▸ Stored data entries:
- - - - -

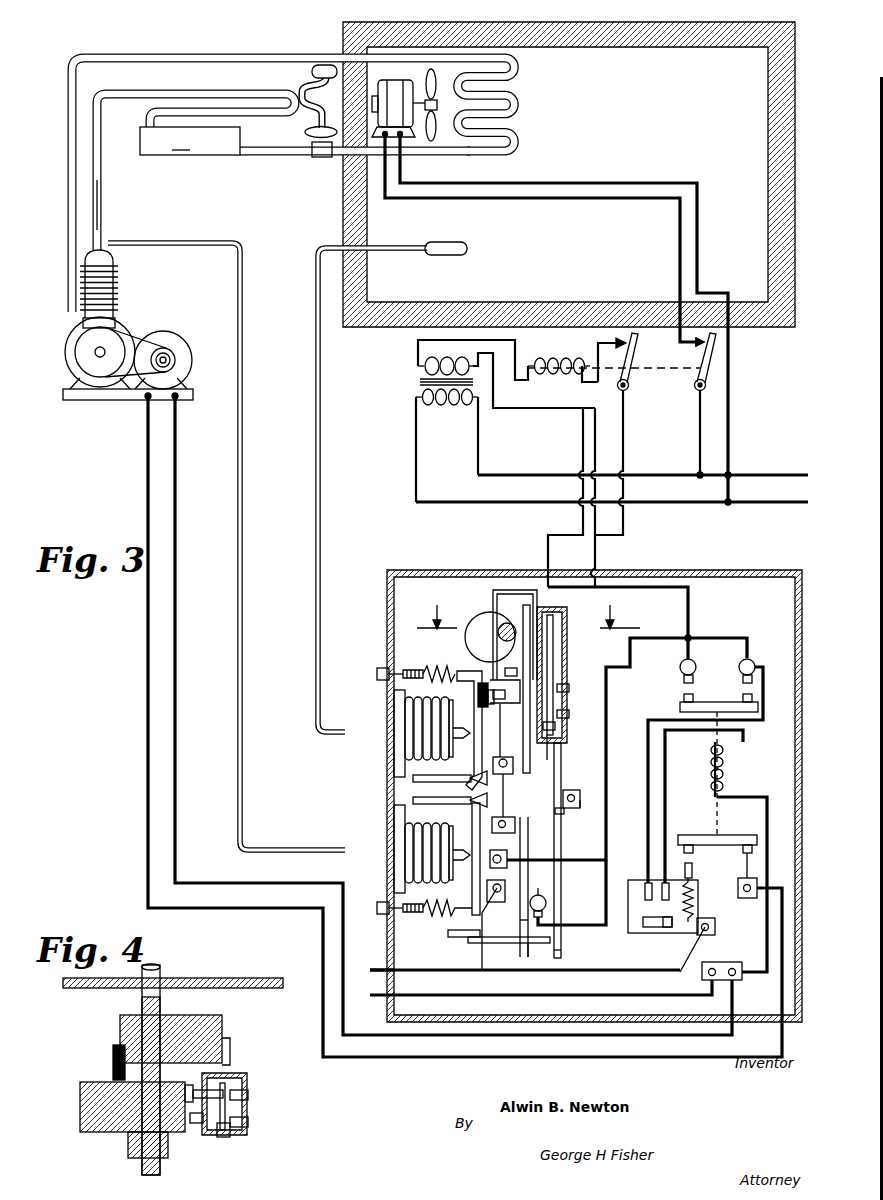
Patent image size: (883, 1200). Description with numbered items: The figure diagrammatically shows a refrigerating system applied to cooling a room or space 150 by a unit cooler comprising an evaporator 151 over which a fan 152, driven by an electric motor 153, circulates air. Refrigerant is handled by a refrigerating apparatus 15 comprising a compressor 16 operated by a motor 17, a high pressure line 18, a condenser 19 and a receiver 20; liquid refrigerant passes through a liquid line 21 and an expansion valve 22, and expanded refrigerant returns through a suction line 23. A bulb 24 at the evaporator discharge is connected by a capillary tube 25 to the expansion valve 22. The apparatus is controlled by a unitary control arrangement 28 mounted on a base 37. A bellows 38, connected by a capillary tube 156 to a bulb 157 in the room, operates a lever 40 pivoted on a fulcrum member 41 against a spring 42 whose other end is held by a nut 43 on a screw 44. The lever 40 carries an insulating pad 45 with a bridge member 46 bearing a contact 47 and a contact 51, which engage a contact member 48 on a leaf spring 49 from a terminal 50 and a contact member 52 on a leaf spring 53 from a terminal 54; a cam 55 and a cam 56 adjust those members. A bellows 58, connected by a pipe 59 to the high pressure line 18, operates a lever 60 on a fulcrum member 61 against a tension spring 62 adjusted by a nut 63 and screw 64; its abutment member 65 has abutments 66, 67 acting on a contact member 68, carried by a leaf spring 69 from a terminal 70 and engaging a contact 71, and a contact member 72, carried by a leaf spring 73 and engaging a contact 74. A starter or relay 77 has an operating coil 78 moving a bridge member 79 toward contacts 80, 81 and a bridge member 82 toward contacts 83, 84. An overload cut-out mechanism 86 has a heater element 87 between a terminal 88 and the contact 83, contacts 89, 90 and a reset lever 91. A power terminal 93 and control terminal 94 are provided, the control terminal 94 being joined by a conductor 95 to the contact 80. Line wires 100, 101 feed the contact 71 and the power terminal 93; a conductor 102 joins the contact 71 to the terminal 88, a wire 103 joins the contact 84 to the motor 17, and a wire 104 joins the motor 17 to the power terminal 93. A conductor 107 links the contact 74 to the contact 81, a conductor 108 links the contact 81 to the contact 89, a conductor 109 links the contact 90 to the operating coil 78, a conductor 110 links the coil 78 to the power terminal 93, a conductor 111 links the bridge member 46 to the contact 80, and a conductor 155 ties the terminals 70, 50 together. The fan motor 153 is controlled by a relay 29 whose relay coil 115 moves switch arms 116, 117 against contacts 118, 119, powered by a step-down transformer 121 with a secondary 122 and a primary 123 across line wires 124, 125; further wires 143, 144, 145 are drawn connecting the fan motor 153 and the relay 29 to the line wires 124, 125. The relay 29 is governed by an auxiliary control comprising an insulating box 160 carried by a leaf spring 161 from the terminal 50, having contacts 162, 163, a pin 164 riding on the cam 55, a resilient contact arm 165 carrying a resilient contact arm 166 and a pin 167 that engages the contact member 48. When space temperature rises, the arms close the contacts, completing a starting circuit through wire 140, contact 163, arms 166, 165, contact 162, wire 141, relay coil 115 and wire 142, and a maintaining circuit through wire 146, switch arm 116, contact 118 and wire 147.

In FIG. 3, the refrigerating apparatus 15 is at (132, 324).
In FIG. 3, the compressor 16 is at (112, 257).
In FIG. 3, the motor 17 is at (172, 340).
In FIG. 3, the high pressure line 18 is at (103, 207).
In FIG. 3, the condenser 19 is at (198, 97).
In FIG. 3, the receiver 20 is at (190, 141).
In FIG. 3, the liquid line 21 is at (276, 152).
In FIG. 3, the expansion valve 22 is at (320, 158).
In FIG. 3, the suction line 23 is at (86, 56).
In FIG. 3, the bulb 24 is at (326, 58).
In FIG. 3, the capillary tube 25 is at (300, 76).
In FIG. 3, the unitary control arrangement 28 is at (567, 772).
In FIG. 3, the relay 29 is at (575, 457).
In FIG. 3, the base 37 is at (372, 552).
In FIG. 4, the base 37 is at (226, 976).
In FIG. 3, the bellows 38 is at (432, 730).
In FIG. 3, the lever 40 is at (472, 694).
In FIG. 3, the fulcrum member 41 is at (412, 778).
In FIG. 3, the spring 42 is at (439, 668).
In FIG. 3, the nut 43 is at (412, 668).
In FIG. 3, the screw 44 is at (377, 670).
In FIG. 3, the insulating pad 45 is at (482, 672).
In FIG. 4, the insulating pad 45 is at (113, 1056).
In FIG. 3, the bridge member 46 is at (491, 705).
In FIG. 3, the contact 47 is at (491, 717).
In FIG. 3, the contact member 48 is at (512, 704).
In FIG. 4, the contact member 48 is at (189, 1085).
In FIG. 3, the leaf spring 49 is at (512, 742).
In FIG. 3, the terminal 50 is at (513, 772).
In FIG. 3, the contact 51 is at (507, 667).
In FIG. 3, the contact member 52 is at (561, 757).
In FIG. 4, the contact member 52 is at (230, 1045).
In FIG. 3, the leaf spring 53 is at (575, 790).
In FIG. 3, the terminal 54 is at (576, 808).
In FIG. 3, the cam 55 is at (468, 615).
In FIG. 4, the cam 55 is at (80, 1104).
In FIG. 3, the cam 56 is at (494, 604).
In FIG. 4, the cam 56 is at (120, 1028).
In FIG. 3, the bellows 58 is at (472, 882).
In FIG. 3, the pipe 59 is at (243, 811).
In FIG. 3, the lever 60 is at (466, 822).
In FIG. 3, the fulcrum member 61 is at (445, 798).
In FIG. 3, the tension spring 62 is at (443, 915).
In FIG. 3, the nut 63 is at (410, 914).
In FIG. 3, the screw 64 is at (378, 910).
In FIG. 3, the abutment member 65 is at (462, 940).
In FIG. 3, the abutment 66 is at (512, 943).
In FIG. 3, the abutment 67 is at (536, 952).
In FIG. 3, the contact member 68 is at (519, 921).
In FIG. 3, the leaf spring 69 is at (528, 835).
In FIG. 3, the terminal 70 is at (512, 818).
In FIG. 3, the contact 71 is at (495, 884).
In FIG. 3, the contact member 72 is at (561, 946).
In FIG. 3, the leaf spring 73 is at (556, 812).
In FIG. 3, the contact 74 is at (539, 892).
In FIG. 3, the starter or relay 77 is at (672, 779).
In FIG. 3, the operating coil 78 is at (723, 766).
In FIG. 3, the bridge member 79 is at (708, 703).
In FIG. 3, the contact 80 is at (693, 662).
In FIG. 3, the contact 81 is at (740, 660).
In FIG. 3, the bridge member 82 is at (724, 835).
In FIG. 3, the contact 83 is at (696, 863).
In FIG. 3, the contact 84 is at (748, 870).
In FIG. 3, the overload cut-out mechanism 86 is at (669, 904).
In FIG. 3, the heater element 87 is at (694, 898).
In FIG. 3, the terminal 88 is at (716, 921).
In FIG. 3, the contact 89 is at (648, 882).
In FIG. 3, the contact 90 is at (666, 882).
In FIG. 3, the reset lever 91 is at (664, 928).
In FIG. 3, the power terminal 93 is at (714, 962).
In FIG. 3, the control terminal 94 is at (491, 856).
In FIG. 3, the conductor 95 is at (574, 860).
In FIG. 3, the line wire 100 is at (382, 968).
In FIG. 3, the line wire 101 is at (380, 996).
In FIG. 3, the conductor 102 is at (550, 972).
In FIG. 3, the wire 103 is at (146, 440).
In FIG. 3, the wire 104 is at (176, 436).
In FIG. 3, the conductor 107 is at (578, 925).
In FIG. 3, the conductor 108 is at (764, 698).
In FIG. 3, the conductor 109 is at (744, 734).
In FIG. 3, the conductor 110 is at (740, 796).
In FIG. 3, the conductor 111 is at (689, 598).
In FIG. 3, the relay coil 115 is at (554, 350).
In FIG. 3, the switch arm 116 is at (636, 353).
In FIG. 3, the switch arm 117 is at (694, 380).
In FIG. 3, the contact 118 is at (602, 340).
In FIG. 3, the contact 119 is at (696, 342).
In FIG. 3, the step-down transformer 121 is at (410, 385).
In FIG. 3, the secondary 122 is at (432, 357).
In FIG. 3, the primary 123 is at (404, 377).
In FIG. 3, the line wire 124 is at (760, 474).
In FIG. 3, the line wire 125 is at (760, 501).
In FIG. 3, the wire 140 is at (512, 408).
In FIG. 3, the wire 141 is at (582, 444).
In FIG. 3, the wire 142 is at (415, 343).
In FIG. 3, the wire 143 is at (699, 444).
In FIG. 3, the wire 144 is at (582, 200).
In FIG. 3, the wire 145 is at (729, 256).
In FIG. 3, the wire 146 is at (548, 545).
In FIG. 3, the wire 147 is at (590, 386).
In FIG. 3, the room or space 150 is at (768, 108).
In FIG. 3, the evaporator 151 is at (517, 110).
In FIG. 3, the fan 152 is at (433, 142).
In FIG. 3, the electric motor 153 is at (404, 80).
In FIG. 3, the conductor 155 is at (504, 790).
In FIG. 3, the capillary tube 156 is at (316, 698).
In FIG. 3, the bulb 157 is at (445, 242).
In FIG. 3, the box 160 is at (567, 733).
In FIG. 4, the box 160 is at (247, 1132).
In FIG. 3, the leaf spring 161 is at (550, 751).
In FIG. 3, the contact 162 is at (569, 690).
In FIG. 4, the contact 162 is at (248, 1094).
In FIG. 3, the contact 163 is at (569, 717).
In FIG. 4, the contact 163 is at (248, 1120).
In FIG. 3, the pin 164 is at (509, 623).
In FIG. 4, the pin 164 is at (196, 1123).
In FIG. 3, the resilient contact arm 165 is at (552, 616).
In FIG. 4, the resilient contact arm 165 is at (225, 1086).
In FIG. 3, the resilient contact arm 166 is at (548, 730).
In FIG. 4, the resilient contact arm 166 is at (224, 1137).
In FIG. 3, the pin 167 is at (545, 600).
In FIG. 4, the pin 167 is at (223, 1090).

- - - - -

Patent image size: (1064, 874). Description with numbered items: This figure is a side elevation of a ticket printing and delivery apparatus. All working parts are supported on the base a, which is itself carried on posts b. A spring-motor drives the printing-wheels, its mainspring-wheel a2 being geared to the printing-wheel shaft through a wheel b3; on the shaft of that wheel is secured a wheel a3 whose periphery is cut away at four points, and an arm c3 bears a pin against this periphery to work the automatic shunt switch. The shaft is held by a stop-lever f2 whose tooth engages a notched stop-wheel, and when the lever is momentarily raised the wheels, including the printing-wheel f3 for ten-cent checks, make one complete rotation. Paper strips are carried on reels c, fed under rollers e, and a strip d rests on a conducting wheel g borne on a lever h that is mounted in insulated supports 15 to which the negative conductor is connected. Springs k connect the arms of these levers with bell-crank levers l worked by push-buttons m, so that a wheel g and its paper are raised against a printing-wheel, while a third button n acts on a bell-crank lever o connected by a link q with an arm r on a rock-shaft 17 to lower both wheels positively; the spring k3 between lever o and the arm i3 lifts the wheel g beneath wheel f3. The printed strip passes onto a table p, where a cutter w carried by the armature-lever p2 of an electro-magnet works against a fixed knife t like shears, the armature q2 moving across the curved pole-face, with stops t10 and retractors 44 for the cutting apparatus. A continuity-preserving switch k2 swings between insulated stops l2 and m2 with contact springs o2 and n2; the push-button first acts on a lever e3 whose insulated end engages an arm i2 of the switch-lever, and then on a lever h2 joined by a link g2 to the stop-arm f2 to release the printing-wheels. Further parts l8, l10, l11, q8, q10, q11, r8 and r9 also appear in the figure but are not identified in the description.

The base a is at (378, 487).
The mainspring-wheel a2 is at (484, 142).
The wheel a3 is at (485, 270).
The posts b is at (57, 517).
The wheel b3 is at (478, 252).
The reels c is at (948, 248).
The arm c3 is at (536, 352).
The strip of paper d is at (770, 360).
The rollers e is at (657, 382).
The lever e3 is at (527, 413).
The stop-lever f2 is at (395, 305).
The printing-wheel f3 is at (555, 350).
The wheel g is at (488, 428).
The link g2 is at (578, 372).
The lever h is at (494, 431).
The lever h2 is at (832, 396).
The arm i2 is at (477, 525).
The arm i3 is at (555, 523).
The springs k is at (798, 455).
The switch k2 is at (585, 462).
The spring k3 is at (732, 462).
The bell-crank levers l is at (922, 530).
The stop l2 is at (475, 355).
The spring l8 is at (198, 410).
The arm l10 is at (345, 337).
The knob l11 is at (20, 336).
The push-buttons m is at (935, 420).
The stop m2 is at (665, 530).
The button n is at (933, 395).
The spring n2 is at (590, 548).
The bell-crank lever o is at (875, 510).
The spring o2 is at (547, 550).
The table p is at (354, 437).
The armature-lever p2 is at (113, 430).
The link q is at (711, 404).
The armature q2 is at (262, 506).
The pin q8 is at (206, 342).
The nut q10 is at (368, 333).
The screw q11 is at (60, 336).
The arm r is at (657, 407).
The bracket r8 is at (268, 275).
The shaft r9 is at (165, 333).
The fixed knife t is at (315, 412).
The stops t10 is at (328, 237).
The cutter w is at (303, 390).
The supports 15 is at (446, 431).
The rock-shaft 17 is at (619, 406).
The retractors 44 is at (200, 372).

- - - - -

▸ BRIEF: Put the lines from the one containing "Patent image size: (1064, 874)." through the one containing "The wheel b3 is at (478, 252).", both included, into a JSON list of strings, one string per line, leaving out blank lines.

▸ RESPONSE:
[
  "Patent image size: (1064, 874). Description with numbered items: This figure is a side elevation of a ticket printing and delivery apparatus. All working parts are supported on the base a, which is itself carried on posts b. A spring-motor drives the printing-wheels, its mainspring-wheel a2 being geared to the printing-wheel shaft through a wheel b3; on the shaft of that wheel is secured a wheel a3 whose periphery is cut away at four points, and an arm c3 bears a pin against this periphery to work the automatic shunt switch. The shaft is held by a stop-lever f2 whose tooth engages a notched stop-wheel, and when the lever is momentarily raised the wheels, including the printing-wheel f3 for ten-cent checks, make one complete rotation. Paper strips are carried on reels c, fed under rollers e, and a strip d rests on a conducting wheel g borne on a lever h that is mounted in insulated supports 15 to which the negative conductor is connected. Springs k connect the arms of these levers with bell-crank levers l worked by push-buttons m, so that a wheel g and its paper are raised against a printing-wheel, while a third button n acts on a bell-crank lever o connected by a link q with an arm r on a rock-shaft 17 to lower both wheels positively; the spring k3 between lever o and the arm i3 lifts the wheel g beneath wheel f3. The printed strip passes onto a table p, where a cutter w carried by the armature-lever p2 of an electro-magnet works against a fixed knife t like shears, the armature q2 moving across the curved pole-face, with stops t10 and retractors 44 for the cutting apparatus. A continuity-preserving switch k2 swings between insulated stops l2 and m2 with contact springs o2 and n2; the push-button first acts on a lever e3 whose insulated end engages an arm i2 of the switch-lever, and then on a lever h2 joined by a link g2 to the stop-arm f2 to release the printing-wheels. Further parts l8, l10, l11, q8, q10, q11, r8 and r9 also appear in the figure but are not identified in the description.",
  "The base a is at (378, 487).",
  "The mainspring-wheel a2 is at (484, 142).",
  "The wheel a3 is at (485, 270).",
  "The posts b is at (57, 517).",
  "The wheel b3 is at (478, 252)."
]